[Data for the task]
##########

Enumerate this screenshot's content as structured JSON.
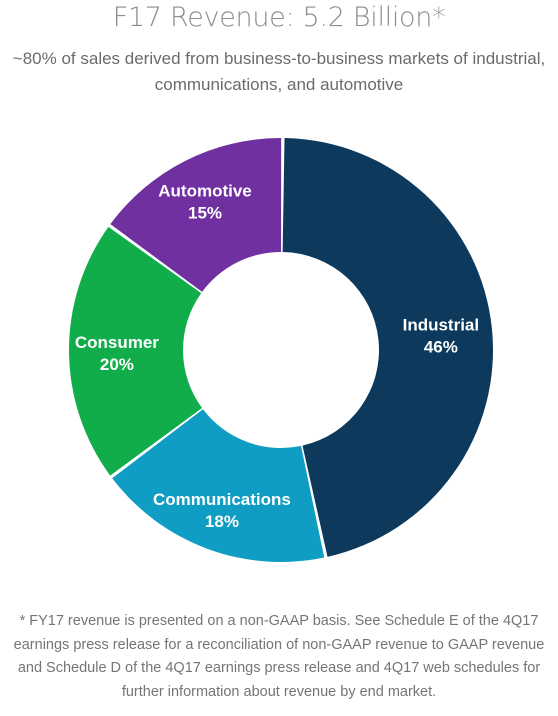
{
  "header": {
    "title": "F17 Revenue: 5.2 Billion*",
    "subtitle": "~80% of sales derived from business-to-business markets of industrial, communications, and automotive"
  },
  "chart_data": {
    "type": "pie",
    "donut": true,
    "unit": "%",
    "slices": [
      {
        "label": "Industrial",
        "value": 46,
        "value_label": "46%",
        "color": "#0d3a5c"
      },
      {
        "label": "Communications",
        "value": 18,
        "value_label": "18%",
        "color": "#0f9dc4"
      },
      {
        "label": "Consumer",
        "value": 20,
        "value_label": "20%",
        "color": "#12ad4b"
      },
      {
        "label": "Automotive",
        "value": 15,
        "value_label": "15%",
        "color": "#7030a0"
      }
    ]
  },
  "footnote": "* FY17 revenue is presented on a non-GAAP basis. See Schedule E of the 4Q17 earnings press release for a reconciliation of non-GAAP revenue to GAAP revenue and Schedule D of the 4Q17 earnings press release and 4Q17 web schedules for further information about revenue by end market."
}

##########

Scan the material for lines with the word "color", and copy each line you find.

        "color": "#0d3a5c"
        "color": "#0f9dc4"
        "color": "#12ad4b"
        "color": "#7030a0"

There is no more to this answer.